■ What you will do:
Give only the number of lines in these records that contain the word "JSON".

■ Dataset records:
—————

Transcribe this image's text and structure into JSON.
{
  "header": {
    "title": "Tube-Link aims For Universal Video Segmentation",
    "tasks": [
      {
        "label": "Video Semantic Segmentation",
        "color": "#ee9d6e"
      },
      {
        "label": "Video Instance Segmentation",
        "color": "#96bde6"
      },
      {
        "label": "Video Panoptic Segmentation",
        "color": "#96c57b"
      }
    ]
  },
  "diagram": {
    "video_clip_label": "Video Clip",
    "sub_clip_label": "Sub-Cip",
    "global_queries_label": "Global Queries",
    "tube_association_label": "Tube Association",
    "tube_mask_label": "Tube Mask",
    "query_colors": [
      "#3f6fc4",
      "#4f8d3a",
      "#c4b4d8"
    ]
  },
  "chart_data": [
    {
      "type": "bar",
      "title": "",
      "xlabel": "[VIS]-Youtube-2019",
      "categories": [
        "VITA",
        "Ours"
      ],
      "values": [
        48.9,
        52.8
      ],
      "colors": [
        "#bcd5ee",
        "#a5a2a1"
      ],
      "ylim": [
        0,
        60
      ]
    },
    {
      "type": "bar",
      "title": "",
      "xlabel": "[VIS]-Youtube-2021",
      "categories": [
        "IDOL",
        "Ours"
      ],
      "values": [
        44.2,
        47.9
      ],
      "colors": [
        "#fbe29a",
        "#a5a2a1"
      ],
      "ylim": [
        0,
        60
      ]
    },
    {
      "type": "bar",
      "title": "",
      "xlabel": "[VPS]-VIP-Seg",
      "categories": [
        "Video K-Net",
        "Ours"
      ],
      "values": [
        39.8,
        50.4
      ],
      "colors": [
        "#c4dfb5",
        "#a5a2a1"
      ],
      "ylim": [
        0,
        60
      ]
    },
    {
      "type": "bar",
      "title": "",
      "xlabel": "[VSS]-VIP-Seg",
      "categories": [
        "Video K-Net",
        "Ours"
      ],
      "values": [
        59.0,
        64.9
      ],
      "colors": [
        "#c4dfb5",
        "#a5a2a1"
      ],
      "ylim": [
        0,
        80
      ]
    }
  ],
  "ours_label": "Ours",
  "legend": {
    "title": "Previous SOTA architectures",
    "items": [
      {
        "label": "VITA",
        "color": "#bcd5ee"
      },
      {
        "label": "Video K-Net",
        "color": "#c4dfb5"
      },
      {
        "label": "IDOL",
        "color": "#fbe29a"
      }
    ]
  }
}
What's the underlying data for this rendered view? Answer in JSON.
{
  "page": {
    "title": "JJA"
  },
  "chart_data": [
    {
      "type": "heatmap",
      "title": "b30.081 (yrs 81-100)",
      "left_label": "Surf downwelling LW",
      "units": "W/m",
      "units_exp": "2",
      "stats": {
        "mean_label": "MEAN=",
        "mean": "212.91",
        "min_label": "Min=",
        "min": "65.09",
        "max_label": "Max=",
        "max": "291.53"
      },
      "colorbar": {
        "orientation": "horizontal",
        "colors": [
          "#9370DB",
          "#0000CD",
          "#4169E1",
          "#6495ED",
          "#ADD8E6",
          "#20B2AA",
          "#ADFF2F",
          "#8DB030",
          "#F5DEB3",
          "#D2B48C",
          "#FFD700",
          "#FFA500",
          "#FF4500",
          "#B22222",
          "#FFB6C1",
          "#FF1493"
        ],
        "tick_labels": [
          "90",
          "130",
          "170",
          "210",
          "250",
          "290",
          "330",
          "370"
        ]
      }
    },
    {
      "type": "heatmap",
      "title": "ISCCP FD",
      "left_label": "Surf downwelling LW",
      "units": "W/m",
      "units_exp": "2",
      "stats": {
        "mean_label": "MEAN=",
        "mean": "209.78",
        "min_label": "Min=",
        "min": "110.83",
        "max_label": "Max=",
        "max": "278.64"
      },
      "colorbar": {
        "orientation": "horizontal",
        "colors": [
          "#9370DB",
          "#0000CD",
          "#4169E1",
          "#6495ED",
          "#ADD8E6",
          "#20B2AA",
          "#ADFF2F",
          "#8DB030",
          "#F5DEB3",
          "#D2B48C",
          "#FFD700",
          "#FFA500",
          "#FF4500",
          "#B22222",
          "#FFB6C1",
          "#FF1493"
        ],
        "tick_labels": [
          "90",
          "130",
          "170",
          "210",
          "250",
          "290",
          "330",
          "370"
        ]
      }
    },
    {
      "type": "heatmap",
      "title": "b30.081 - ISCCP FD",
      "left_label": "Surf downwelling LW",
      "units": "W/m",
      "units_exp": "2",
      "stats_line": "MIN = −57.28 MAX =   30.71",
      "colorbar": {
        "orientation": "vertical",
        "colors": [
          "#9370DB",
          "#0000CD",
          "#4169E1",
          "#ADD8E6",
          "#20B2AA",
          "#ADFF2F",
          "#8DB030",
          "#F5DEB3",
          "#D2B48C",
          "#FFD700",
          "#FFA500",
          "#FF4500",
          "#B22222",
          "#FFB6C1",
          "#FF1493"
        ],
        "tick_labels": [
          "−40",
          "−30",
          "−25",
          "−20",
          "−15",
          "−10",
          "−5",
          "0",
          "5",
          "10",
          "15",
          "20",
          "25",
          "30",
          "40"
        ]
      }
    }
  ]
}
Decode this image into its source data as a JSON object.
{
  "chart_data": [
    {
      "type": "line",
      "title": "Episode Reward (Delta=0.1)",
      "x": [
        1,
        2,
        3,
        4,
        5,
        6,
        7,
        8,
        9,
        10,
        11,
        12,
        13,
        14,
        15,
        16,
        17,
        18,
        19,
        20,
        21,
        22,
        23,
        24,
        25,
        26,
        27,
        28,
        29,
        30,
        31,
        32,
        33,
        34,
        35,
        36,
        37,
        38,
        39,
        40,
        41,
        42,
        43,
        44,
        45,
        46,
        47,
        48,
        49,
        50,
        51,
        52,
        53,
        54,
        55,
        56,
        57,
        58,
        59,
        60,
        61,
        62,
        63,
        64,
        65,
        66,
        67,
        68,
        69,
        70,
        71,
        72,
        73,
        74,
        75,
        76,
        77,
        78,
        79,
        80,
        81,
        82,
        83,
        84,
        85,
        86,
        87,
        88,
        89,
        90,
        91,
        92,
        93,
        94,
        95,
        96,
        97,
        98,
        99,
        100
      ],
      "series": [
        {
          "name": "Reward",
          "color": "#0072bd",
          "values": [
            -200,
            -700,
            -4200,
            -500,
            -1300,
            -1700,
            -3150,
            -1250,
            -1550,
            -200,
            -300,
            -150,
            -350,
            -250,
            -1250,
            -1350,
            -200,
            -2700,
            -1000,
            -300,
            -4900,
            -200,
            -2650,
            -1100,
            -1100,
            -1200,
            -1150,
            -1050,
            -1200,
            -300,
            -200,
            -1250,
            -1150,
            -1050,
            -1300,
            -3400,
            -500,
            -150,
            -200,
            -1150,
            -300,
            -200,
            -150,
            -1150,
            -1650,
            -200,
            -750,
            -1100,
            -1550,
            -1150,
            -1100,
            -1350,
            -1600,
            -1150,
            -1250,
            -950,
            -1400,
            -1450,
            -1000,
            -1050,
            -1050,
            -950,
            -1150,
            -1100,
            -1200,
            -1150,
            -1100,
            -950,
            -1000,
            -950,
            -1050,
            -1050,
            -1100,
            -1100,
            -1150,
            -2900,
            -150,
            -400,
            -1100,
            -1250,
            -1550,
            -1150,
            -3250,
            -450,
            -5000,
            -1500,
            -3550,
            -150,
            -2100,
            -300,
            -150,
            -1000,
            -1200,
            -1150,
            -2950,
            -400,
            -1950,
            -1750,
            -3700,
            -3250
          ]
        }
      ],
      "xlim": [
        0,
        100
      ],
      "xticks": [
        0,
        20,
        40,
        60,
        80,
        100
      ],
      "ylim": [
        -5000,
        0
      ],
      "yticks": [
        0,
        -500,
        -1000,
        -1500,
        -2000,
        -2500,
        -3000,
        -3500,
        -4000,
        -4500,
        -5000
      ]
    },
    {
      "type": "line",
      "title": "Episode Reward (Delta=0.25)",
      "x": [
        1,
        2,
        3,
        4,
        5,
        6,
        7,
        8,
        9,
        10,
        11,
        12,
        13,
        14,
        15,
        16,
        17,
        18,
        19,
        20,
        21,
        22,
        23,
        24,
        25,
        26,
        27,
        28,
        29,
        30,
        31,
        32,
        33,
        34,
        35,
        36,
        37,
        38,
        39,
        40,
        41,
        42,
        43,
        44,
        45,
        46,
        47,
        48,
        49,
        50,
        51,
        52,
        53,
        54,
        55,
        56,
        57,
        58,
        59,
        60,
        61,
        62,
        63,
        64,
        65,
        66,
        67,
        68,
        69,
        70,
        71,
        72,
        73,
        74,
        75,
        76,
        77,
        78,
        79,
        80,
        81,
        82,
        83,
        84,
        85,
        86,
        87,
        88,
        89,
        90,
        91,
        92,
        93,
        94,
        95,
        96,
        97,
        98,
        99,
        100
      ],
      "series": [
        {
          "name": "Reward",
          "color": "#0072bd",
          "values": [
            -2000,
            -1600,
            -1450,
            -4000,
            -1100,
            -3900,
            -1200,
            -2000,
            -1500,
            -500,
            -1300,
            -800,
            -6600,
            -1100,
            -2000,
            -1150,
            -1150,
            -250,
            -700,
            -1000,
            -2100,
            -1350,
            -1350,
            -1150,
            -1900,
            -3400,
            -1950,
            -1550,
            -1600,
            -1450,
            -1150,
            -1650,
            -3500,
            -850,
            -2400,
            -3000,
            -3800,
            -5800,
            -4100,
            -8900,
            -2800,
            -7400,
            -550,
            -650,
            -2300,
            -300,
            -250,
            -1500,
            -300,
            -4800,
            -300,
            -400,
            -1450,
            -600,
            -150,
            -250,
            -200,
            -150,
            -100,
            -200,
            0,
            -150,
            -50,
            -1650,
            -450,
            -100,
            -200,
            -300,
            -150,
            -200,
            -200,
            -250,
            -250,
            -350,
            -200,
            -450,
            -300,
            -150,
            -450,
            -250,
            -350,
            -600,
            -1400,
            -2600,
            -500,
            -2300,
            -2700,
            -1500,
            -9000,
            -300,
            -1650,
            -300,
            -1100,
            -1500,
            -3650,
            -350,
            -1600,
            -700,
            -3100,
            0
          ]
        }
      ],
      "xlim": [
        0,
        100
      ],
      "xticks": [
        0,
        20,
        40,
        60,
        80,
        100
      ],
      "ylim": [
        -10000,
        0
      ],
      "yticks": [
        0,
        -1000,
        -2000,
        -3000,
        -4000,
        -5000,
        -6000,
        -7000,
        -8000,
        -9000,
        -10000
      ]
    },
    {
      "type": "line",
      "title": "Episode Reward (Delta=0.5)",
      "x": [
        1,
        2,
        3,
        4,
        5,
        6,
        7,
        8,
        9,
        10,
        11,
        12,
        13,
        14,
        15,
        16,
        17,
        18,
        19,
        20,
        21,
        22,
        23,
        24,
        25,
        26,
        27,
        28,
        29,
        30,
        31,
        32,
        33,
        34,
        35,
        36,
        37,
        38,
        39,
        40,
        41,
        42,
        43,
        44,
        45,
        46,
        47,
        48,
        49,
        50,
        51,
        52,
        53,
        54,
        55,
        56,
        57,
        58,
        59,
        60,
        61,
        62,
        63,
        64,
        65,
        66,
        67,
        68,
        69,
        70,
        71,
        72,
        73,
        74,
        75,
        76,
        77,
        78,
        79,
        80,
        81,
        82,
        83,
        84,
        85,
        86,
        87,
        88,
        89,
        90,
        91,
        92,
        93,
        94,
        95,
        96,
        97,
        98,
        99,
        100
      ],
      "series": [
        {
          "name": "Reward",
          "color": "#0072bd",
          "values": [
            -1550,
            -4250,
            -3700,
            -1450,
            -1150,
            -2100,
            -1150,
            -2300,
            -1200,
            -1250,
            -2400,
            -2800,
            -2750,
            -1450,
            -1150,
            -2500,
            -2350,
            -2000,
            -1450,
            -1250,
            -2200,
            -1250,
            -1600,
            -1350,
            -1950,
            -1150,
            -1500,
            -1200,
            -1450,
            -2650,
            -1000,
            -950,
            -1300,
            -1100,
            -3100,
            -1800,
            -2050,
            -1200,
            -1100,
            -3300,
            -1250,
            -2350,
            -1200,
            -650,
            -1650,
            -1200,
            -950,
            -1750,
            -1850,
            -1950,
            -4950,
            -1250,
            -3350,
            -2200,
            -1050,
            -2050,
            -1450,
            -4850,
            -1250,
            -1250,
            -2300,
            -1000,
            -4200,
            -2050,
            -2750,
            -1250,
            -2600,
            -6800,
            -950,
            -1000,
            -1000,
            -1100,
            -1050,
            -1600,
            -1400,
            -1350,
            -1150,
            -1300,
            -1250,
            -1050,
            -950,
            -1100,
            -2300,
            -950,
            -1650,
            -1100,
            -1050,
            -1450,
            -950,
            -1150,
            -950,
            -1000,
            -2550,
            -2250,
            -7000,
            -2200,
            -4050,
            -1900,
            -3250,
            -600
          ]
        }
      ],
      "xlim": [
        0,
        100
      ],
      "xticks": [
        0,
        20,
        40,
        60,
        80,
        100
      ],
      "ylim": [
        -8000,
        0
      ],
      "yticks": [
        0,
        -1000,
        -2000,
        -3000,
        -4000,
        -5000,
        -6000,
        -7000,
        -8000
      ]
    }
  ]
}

—————

■ Complete output:
3